=== Written exercise ===
Images appear in the records below; leave them out and repeat everything else exactly.
--- start of Data lines ---
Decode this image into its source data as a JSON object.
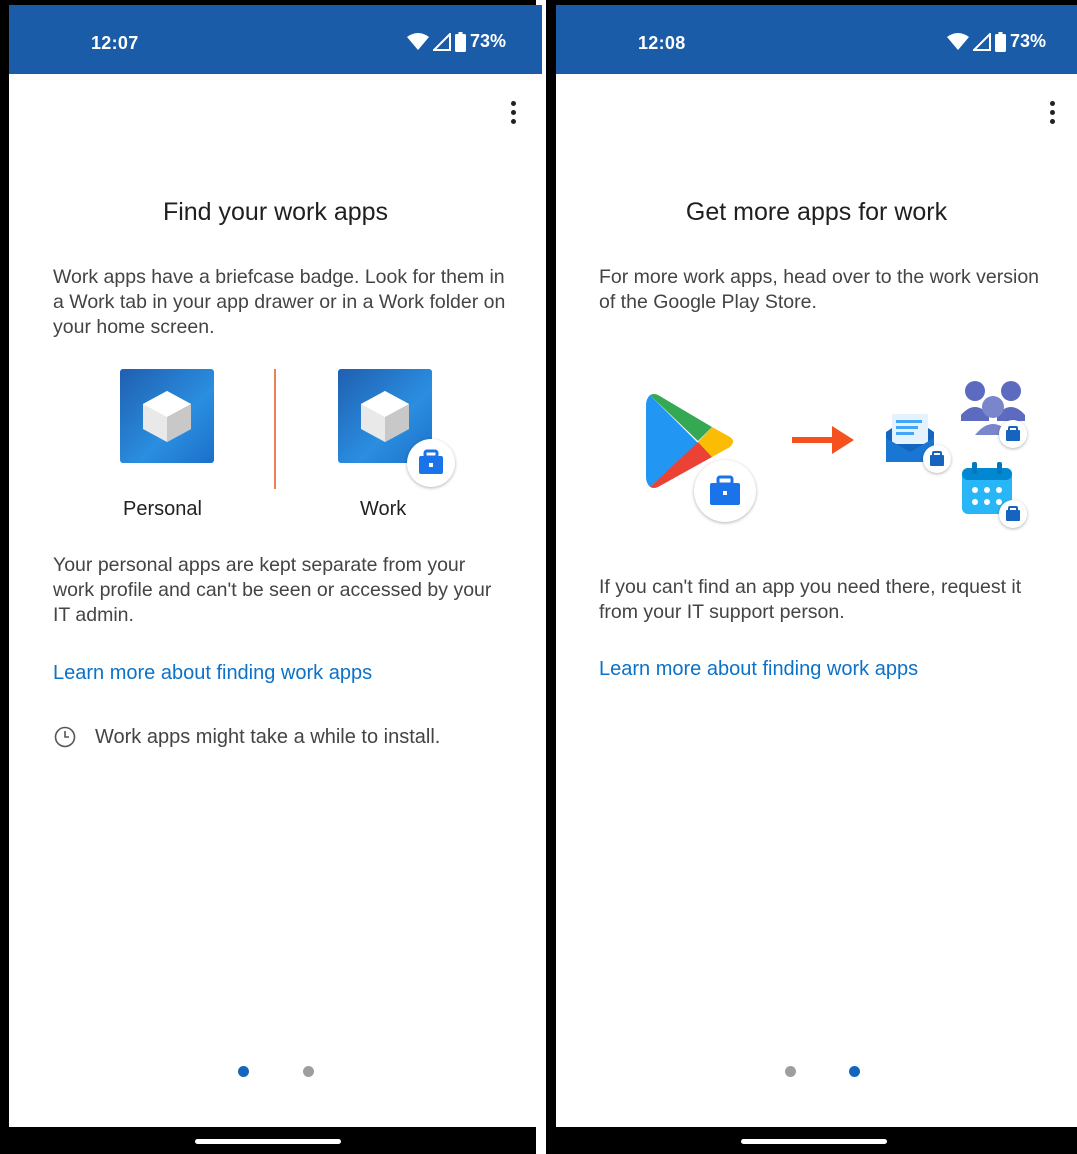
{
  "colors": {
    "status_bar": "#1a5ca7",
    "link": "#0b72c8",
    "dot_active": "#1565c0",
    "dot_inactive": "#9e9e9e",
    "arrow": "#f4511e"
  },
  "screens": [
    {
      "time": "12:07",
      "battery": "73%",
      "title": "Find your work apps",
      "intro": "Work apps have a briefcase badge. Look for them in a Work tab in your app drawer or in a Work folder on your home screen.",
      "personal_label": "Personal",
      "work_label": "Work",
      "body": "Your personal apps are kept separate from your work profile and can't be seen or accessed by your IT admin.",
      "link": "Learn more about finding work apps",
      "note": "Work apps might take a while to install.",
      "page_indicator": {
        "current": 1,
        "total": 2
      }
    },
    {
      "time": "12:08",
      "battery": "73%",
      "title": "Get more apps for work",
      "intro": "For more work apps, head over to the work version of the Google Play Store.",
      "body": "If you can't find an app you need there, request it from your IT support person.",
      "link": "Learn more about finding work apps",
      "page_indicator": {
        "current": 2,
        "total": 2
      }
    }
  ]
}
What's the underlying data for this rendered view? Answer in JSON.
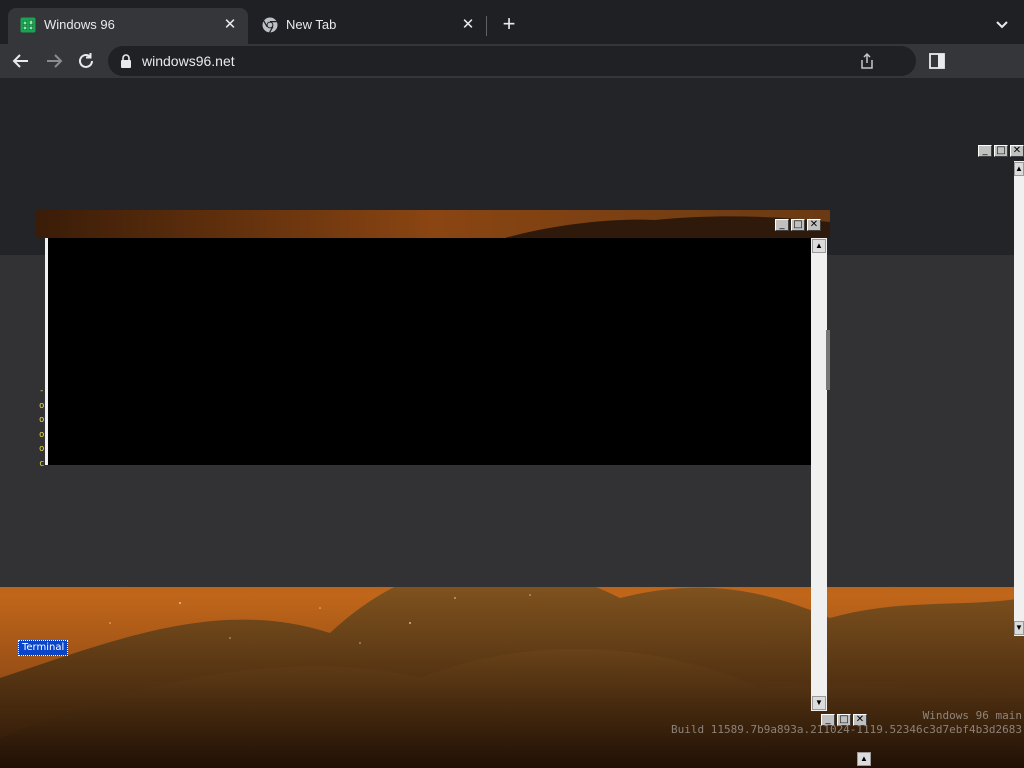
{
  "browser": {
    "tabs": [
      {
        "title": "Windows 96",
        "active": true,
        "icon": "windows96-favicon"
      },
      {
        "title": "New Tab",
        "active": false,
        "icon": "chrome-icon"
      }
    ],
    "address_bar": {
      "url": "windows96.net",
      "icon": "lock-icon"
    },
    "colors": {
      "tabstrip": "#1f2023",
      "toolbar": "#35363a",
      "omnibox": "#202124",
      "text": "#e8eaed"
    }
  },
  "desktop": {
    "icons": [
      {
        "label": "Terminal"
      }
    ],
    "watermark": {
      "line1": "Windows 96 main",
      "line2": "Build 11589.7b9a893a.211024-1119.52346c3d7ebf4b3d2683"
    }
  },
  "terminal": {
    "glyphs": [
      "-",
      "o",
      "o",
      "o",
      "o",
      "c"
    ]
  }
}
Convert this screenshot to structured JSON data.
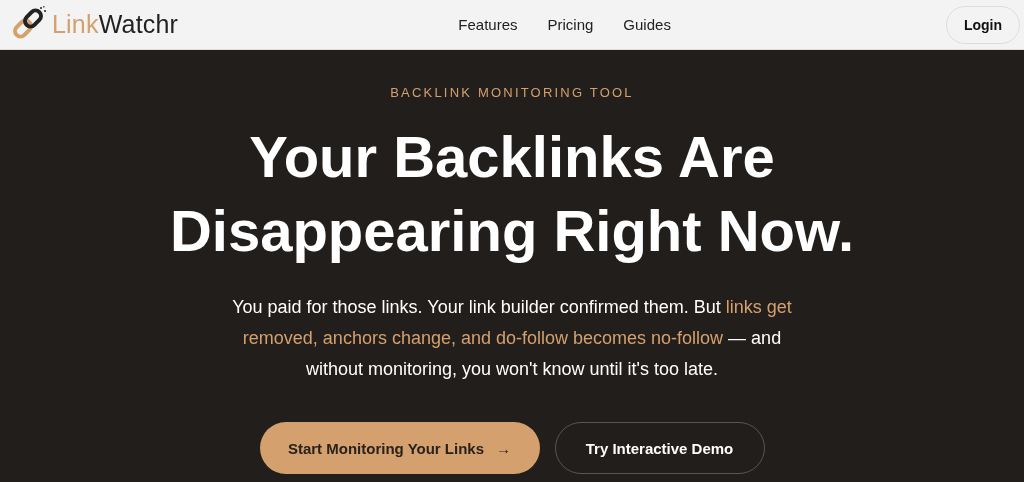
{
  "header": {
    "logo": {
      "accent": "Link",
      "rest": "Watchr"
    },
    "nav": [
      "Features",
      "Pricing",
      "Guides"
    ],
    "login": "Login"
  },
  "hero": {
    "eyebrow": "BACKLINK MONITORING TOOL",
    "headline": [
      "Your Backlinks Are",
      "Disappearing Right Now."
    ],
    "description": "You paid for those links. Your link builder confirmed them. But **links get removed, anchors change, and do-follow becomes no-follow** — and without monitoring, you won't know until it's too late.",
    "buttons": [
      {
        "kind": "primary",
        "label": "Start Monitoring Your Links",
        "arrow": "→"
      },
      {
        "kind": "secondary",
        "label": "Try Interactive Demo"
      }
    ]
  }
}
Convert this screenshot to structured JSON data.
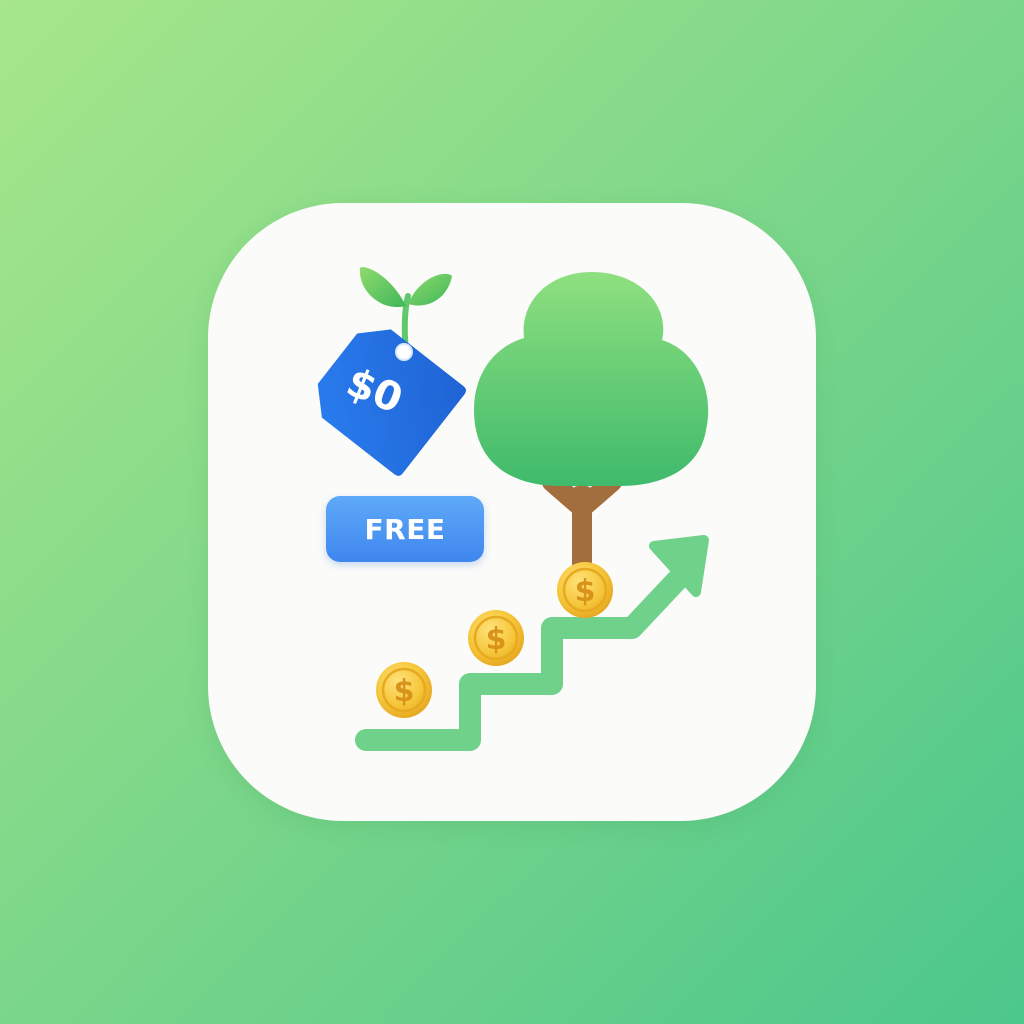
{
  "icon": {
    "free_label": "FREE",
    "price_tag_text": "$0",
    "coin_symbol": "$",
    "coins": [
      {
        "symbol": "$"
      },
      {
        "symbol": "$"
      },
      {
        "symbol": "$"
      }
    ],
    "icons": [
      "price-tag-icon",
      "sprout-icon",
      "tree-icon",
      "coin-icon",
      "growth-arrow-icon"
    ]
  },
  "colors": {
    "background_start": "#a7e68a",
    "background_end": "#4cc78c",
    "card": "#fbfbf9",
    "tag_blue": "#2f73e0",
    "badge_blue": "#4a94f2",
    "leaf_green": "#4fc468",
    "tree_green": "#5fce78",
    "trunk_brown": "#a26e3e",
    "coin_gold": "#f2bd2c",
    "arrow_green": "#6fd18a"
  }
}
--- end of Data lines ---
=== The output ===
Decode this image into its source data as a JSON object.
{
  "colors": {
    "status_bar": "#1a5ca7",
    "link": "#0b72c8",
    "dot_active": "#1565c0",
    "dot_inactive": "#9e9e9e",
    "arrow": "#f4511e"
  },
  "screens": [
    {
      "time": "12:07",
      "battery": "73%",
      "title": "Find your work apps",
      "intro": "Work apps have a briefcase badge. Look for them in a Work tab in your app drawer or in a Work folder on your home screen.",
      "personal_label": "Personal",
      "work_label": "Work",
      "body": "Your personal apps are kept separate from your work profile and can't be seen or accessed by your IT admin.",
      "link": "Learn more about finding work apps",
      "note": "Work apps might take a while to install.",
      "page_indicator": {
        "current": 1,
        "total": 2
      }
    },
    {
      "time": "12:08",
      "battery": "73%",
      "title": "Get more apps for work",
      "intro": "For more work apps, head over to the work version of the Google Play Store.",
      "body": "If you can't find an app you need there, request it from your IT support person.",
      "link": "Learn more about finding work apps",
      "page_indicator": {
        "current": 2,
        "total": 2
      }
    }
  ]
}
What's the underlying data for this rendered view? Answer in JSON.
{
  "browser": {
    "tabs": [
      {
        "title": "Windows 96",
        "active": true,
        "icon": "windows96-favicon"
      },
      {
        "title": "New Tab",
        "active": false,
        "icon": "chrome-icon"
      }
    ],
    "address_bar": {
      "url": "windows96.net",
      "icon": "lock-icon"
    },
    "colors": {
      "tabstrip": "#1f2023",
      "toolbar": "#35363a",
      "omnibox": "#202124",
      "text": "#e8eaed"
    }
  },
  "desktop": {
    "icons": [
      {
        "label": "Terminal"
      }
    ],
    "watermark": {
      "line1": "Windows 96 main",
      "line2": "Build 11589.7b9a893a.211024-1119.52346c3d7ebf4b3d2683"
    }
  },
  "terminal": {
    "glyphs": [
      "-",
      "o",
      "o",
      "o",
      "o",
      "c"
    ]
  }
}
Convert this screenshot to structured JSON data.
{
  "header": {
    "logo": {
      "accent": "Link",
      "rest": "Watchr"
    },
    "nav": [
      "Features",
      "Pricing",
      "Guides"
    ],
    "login": "Login"
  },
  "hero": {
    "eyebrow": "BACKLINK MONITORING TOOL",
    "headline": [
      "Your Backlinks Are",
      "Disappearing Right Now."
    ],
    "description": "You paid for those links. Your link builder confirmed them. But **links get removed, anchors change, and do-follow becomes no-follow** — and without monitoring, you won't know until it's too late.",
    "buttons": [
      {
        "kind": "primary",
        "label": "Start Monitoring Your Links",
        "arrow": "→"
      },
      {
        "kind": "secondary",
        "label": "Try Interactive Demo"
      }
    ]
  }
}
Convert this screenshot to structured JSON data.
{
  "icon": {
    "free_label": "FREE",
    "price_tag_text": "$0",
    "coin_symbol": "$",
    "coins": [
      {
        "symbol": "$"
      },
      {
        "symbol": "$"
      },
      {
        "symbol": "$"
      }
    ],
    "icons": [
      "price-tag-icon",
      "sprout-icon",
      "tree-icon",
      "coin-icon",
      "growth-arrow-icon"
    ]
  },
  "colors": {
    "background_start": "#a7e68a",
    "background_end": "#4cc78c",
    "card": "#fbfbf9",
    "tag_blue": "#2f73e0",
    "badge_blue": "#4a94f2",
    "leaf_green": "#4fc468",
    "tree_green": "#5fce78",
    "trunk_brown": "#a26e3e",
    "coin_gold": "#f2bd2c",
    "arrow_green": "#6fd18a"
  }
}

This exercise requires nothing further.